STATED EXERCISE
Locate all lines with the word "ケンショウ" and copy them out.

RECORDS FOR THIS TASK

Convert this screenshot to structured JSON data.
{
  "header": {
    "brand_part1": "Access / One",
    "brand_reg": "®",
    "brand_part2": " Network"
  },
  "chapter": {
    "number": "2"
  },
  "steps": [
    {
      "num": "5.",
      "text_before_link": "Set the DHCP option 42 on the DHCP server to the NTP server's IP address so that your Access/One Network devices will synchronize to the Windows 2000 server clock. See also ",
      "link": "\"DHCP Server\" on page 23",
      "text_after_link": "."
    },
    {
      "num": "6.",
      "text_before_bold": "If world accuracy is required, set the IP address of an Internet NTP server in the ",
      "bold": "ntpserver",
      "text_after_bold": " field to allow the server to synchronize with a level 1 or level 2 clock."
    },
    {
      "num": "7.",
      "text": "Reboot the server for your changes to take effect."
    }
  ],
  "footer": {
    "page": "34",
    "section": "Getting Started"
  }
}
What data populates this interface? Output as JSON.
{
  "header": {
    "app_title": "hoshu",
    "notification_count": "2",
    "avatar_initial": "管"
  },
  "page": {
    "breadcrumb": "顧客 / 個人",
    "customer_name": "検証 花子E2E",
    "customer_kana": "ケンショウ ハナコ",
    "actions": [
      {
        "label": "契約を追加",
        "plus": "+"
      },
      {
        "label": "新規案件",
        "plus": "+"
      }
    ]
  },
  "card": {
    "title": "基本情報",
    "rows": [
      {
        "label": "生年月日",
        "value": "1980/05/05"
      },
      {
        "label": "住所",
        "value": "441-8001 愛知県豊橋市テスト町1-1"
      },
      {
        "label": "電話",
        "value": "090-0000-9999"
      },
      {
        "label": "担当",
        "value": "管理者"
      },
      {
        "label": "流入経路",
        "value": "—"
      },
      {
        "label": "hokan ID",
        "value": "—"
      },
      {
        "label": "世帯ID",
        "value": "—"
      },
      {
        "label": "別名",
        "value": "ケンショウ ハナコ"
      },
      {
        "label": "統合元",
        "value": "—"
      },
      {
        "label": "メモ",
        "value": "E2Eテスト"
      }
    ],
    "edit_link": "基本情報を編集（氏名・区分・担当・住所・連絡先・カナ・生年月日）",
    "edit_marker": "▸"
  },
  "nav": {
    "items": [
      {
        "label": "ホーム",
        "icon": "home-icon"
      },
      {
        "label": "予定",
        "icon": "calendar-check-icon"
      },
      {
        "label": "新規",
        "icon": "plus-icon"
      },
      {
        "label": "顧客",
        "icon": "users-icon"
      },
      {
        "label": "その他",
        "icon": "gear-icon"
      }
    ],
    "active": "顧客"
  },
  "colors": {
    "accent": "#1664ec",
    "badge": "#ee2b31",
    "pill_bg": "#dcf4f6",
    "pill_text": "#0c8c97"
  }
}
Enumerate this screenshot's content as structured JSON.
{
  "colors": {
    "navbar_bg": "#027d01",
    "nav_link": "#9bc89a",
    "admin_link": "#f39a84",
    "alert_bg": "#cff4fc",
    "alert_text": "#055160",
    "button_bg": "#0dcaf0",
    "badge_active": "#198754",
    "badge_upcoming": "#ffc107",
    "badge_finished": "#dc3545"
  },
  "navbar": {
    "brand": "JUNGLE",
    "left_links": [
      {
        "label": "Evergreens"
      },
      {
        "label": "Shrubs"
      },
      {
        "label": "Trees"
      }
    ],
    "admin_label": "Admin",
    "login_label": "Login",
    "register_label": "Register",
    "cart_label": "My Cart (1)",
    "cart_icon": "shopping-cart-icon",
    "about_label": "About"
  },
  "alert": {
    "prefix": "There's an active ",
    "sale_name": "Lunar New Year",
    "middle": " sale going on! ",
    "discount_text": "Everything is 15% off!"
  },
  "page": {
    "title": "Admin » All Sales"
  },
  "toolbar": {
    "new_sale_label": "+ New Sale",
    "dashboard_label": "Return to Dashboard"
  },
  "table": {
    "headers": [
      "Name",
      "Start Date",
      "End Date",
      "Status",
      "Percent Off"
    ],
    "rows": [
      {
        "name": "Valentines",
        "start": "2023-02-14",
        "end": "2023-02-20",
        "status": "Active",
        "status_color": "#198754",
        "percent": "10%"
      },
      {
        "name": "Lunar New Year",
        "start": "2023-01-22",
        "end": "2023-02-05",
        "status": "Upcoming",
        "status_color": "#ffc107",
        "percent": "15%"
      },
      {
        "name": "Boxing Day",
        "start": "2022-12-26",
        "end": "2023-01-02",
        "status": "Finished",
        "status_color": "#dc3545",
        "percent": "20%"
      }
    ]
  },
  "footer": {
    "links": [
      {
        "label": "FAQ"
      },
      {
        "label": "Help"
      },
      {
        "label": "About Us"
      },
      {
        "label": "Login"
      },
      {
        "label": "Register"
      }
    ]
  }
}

THE ANSWER
    "customer_kana": "ケンショウ ハナコ",
        "value": "ケンショウ ハナコ"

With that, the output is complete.